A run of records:
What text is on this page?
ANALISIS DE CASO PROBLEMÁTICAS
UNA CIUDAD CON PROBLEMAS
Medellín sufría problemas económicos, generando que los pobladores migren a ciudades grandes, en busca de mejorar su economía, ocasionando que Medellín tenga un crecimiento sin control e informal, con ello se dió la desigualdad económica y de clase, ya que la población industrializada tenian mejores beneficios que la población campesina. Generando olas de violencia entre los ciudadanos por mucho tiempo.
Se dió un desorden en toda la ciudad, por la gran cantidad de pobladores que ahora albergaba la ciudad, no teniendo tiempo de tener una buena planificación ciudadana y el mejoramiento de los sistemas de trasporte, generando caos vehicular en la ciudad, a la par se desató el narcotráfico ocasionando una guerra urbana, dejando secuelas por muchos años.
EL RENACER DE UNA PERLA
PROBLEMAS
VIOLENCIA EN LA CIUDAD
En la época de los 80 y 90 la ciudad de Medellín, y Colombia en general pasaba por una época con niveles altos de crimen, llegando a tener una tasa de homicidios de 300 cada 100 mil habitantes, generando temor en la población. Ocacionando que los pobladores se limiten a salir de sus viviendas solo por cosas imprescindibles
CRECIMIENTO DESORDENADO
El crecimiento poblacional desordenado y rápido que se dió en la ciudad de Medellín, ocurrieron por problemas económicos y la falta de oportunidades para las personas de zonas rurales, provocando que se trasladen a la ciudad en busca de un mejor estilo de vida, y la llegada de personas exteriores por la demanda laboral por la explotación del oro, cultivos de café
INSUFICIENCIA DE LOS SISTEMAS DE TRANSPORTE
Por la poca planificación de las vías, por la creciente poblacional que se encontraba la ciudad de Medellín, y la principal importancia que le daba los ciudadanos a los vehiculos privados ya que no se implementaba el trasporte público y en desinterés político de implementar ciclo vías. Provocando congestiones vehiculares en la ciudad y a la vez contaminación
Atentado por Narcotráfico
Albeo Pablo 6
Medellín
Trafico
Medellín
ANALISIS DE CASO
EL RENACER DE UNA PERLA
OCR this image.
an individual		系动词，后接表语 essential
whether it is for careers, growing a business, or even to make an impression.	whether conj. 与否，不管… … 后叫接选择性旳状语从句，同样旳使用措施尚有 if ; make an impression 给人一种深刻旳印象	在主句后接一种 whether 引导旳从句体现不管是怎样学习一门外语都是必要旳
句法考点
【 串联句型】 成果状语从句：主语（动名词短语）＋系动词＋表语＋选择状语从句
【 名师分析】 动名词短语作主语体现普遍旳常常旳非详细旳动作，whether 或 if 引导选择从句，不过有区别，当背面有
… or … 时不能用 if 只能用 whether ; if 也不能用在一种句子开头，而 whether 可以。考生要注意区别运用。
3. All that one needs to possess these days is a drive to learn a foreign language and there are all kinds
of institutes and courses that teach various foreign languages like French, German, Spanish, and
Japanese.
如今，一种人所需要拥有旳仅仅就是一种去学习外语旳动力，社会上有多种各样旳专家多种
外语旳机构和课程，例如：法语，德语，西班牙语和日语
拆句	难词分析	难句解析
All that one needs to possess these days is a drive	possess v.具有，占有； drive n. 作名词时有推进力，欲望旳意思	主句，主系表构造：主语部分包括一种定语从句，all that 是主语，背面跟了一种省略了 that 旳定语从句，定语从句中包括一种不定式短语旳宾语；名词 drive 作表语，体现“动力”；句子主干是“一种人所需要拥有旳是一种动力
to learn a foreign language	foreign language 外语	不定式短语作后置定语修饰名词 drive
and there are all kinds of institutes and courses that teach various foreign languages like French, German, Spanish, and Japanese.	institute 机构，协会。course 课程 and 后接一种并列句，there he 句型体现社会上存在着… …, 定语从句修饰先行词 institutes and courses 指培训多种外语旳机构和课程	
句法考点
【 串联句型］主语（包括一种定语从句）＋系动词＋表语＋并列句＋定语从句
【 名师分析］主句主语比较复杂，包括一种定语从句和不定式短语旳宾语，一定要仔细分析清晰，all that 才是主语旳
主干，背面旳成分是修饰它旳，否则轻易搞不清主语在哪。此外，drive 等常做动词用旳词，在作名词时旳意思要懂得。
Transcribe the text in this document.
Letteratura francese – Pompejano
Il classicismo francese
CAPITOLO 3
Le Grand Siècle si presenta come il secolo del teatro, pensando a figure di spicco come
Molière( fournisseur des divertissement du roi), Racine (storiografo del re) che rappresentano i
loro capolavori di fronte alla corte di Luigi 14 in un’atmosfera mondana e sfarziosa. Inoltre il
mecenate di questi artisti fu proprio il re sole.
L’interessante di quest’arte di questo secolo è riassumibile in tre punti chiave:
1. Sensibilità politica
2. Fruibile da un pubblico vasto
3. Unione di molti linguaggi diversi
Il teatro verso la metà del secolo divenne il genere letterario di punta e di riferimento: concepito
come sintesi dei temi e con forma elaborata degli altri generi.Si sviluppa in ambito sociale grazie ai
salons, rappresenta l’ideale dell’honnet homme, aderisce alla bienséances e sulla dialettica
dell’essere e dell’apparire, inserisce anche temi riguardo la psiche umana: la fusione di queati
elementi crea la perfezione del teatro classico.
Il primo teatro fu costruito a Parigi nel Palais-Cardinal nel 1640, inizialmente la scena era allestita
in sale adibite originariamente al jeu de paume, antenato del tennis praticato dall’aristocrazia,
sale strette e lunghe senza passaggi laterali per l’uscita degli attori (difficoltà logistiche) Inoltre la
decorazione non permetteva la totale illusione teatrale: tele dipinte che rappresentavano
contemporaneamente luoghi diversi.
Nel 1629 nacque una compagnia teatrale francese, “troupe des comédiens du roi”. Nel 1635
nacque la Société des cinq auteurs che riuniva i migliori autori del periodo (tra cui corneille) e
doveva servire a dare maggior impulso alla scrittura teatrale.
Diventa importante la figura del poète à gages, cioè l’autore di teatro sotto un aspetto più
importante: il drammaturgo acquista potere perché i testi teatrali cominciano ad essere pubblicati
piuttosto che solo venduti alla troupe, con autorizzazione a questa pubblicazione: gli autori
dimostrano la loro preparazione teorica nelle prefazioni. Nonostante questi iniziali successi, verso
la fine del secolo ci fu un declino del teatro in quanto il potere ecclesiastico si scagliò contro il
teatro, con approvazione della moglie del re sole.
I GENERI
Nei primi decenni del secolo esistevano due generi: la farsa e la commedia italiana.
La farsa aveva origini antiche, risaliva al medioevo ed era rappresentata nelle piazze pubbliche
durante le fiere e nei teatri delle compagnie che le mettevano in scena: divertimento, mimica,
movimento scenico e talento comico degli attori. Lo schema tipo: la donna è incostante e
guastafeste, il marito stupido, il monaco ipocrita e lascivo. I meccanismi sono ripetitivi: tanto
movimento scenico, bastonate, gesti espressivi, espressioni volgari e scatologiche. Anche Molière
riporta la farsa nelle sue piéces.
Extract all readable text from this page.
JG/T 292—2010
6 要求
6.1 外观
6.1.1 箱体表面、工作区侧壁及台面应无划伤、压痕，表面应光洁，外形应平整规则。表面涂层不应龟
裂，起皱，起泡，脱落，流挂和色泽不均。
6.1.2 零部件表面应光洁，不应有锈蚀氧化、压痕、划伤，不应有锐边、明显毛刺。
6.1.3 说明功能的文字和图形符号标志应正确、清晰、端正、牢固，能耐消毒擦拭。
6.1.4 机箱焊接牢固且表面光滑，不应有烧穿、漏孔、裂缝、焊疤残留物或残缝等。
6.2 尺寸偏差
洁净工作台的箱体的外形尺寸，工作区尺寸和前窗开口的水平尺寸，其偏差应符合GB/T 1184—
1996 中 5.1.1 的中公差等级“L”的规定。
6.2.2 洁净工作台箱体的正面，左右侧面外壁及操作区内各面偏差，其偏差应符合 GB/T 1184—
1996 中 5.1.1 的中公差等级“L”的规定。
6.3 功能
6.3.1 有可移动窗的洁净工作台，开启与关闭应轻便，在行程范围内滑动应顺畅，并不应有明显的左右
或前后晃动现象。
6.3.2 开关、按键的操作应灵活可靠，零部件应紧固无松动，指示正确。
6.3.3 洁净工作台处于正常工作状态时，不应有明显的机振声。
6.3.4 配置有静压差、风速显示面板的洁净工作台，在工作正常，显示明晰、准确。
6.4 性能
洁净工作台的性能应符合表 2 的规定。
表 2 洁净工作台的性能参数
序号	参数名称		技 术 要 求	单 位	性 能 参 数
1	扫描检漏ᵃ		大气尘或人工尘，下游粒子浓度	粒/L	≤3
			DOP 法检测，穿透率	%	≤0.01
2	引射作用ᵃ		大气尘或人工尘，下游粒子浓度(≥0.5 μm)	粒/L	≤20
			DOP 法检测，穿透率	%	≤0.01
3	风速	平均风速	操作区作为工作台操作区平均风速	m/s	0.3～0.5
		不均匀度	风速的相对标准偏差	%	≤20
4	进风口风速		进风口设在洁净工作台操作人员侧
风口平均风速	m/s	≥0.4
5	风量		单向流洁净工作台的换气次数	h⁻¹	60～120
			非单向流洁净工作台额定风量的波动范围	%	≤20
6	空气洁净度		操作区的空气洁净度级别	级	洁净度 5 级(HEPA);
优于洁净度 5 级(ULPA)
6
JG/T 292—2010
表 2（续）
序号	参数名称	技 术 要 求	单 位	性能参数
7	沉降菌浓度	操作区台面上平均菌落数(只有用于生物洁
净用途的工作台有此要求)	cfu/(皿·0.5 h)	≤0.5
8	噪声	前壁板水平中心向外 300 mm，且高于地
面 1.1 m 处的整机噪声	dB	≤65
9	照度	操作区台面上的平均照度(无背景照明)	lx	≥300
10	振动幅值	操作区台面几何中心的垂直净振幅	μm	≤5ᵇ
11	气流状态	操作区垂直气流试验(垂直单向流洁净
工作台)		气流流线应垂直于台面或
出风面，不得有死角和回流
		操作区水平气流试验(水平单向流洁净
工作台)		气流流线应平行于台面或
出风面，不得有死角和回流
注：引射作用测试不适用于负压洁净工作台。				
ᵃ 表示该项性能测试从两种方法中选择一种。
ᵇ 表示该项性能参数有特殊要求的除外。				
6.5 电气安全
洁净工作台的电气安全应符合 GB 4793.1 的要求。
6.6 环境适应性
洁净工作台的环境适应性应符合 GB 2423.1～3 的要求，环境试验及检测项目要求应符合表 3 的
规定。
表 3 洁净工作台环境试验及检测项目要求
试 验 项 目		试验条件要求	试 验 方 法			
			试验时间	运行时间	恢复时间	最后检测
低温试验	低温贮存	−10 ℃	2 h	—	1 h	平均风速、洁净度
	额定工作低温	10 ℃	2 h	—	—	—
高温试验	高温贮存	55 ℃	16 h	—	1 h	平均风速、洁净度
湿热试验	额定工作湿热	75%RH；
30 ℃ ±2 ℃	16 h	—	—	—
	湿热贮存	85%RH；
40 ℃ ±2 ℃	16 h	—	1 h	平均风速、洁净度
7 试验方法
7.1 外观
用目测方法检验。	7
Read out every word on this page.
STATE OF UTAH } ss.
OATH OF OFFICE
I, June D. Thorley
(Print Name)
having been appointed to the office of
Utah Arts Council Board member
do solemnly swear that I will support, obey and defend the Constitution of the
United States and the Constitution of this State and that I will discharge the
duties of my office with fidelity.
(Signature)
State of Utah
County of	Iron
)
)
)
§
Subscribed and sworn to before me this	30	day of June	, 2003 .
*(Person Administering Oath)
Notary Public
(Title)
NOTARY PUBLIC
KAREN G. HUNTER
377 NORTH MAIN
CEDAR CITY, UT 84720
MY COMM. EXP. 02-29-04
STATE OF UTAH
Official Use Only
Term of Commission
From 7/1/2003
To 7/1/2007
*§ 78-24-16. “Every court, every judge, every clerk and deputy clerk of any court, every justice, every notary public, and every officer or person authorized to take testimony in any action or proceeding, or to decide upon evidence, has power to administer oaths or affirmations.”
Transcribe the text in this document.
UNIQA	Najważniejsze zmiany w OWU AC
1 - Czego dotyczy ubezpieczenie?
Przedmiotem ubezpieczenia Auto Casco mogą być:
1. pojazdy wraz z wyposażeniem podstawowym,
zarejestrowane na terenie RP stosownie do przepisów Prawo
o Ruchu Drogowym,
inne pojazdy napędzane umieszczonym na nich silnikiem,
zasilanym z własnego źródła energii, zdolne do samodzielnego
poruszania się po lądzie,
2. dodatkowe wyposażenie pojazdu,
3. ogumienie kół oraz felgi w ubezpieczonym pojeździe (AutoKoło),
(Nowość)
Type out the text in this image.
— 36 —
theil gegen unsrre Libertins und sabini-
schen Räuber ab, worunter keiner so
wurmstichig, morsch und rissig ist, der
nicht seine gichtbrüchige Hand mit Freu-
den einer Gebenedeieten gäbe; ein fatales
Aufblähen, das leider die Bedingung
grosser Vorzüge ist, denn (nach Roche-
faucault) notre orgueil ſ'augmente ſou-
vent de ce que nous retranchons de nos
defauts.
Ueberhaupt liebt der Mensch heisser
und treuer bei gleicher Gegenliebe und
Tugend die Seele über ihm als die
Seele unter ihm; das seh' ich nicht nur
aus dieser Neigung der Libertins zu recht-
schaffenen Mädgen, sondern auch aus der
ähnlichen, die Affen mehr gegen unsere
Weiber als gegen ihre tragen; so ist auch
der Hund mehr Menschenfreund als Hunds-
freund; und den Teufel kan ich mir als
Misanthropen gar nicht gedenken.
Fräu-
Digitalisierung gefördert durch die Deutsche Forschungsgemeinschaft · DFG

## STATED EXERCISE
What is the number of lines above that contain "Japanese"? Answer with that number only.

## WORKED ANSWER
2